Written exercise » Which lines below hold the word "name"? Copy all of them.

-- start Supplied material --

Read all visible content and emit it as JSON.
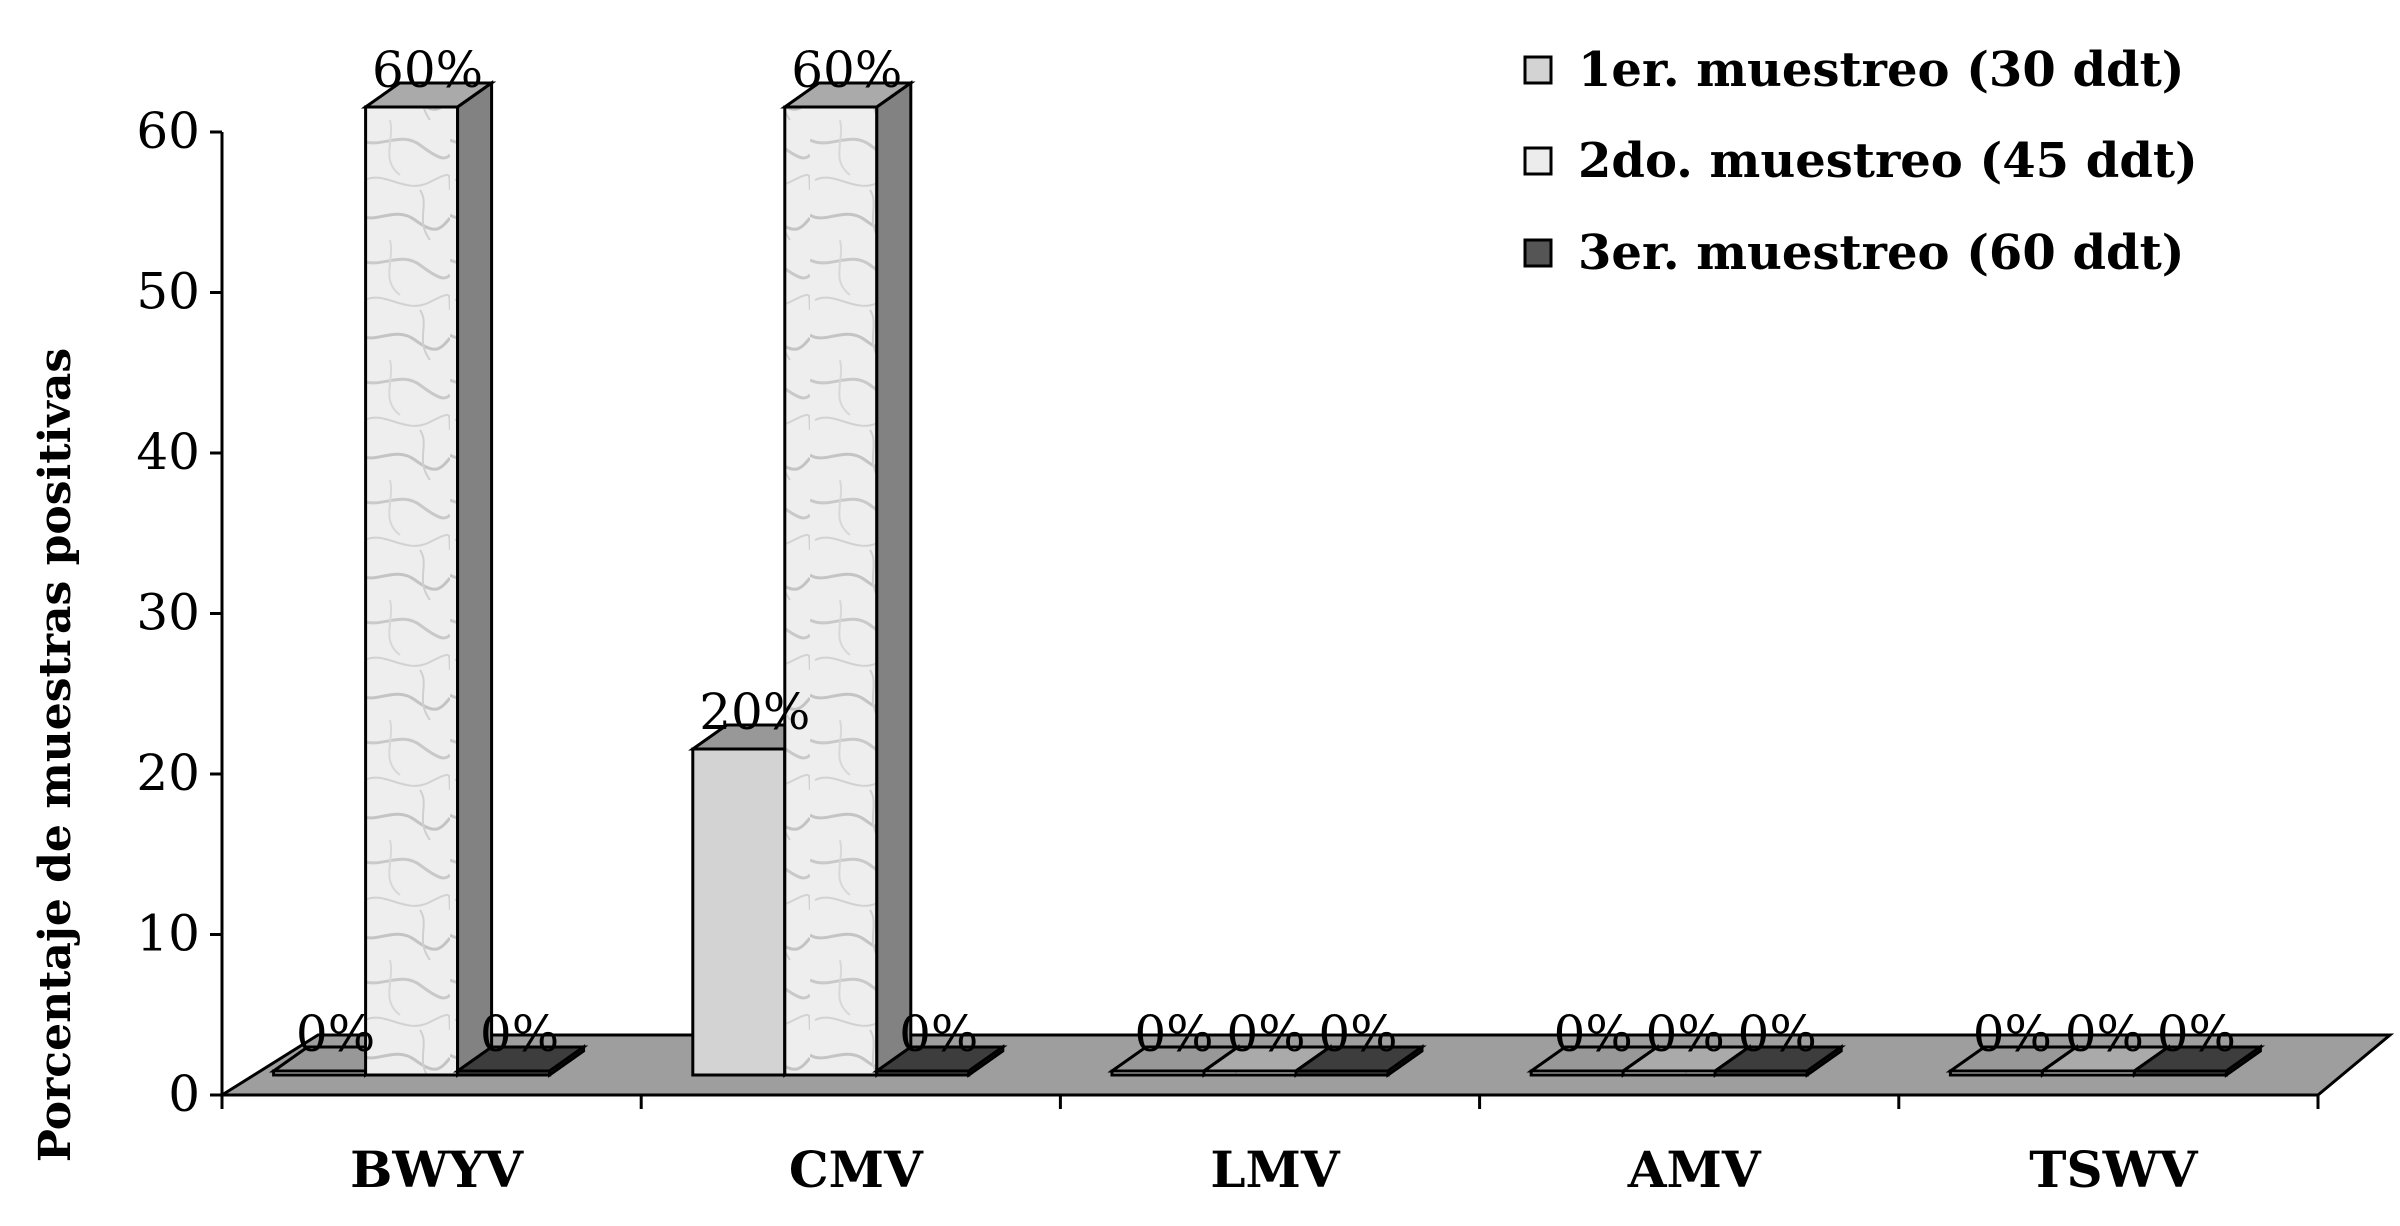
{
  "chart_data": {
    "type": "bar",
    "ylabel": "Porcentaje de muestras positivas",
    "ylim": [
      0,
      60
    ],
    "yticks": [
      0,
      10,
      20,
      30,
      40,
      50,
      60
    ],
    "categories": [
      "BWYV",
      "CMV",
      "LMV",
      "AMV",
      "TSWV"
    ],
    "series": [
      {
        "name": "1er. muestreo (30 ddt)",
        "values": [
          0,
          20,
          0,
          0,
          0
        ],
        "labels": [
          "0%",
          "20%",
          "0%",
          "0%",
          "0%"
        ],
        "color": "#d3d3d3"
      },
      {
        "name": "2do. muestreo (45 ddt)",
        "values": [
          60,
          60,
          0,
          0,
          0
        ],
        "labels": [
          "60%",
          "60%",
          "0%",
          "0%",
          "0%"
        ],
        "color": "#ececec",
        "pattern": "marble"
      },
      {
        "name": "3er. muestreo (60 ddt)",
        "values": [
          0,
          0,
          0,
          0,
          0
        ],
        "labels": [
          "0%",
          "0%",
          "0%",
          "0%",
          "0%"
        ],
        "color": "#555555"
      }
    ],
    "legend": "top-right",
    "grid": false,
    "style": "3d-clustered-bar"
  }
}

-- end Supplied material --
-- start Supplied material --

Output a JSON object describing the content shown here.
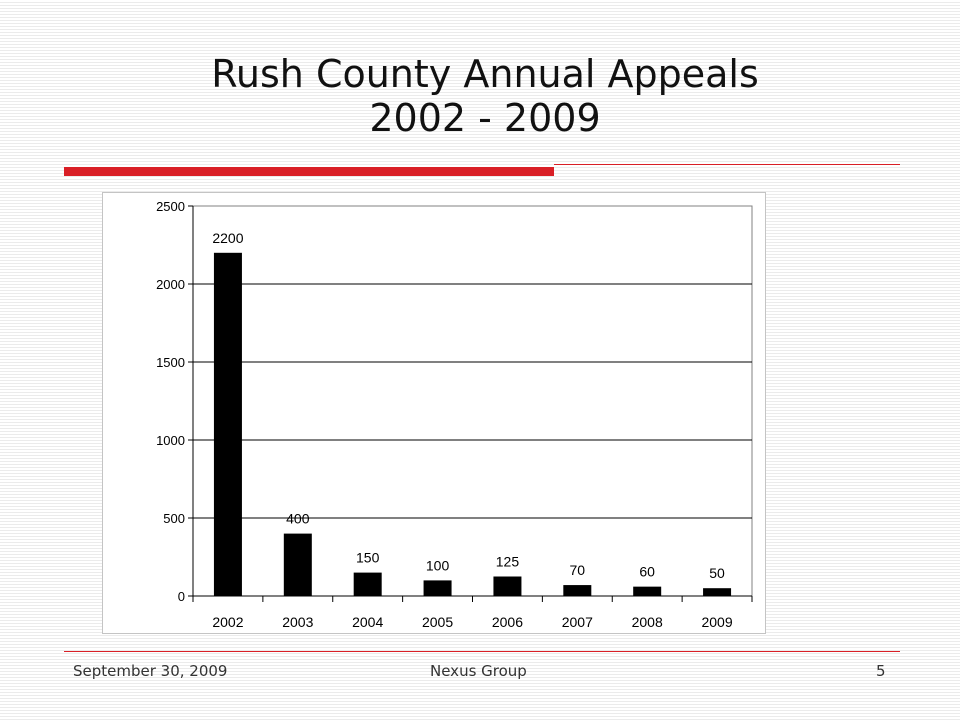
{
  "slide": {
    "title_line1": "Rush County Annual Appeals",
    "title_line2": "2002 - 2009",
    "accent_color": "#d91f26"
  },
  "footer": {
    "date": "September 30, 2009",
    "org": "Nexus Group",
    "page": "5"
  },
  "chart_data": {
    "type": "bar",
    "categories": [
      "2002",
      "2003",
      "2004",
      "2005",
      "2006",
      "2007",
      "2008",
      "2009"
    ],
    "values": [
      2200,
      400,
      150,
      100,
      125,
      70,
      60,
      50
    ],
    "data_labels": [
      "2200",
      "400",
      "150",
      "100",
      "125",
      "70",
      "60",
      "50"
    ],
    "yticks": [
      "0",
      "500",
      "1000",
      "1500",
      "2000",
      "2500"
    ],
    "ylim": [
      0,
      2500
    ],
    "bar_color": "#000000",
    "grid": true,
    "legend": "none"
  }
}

-- end Supplied material --
-- start Supplied material --

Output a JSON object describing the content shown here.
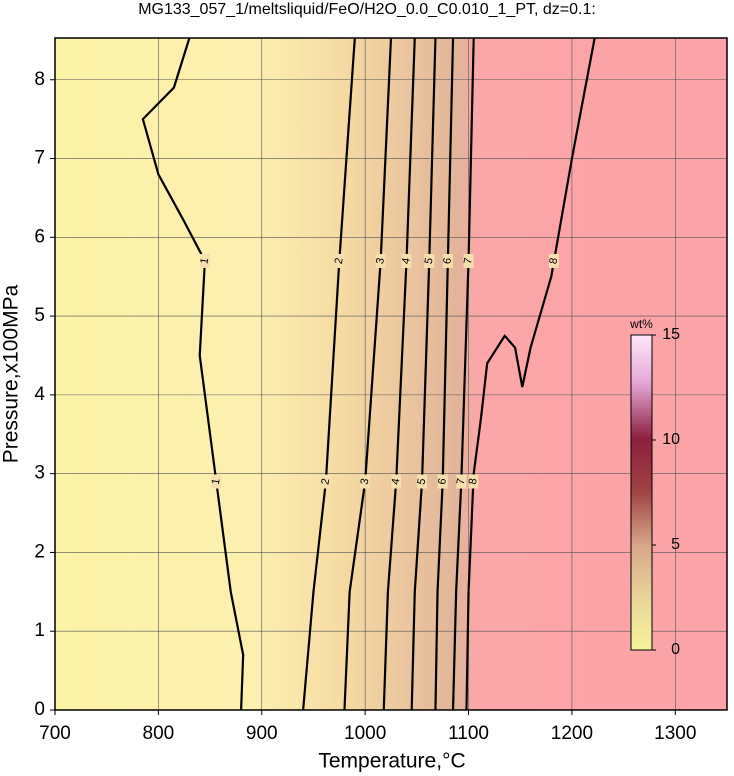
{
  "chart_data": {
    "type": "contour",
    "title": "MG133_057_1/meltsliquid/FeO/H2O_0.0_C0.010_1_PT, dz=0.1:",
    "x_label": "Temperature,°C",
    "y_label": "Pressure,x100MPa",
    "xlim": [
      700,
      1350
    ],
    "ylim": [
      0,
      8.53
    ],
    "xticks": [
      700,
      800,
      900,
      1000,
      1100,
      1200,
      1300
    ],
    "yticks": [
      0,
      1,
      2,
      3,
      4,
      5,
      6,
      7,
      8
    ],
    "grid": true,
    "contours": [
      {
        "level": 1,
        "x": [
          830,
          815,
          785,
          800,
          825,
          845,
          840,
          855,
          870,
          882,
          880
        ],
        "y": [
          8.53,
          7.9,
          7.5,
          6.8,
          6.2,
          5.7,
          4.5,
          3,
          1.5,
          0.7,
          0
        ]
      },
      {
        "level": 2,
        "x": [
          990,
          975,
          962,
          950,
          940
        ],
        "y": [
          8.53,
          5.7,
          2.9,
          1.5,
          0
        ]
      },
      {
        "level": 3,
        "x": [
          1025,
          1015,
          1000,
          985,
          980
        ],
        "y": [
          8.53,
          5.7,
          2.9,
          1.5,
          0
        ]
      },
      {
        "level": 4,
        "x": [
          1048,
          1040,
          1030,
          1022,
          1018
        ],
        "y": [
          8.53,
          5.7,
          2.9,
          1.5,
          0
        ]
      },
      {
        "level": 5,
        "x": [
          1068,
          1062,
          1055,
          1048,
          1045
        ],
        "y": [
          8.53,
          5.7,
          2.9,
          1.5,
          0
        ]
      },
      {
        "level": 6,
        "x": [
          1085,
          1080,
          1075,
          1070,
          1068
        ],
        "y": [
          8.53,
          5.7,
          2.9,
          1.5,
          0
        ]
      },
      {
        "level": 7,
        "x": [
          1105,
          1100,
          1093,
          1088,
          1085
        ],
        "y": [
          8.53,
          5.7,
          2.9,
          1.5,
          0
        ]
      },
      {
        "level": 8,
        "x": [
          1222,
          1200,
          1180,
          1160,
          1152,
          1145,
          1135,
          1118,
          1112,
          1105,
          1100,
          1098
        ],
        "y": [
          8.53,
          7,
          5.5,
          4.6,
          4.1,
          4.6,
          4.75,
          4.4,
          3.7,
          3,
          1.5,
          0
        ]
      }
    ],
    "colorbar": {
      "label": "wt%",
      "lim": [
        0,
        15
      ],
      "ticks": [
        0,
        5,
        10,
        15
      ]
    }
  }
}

-- end Supplied material --

Solution below »
        "name": "1er. muestreo (30 ddt)",
        "name": "2do. muestreo (45 ddt)",
        "name": "3er. muestreo (60 ddt)",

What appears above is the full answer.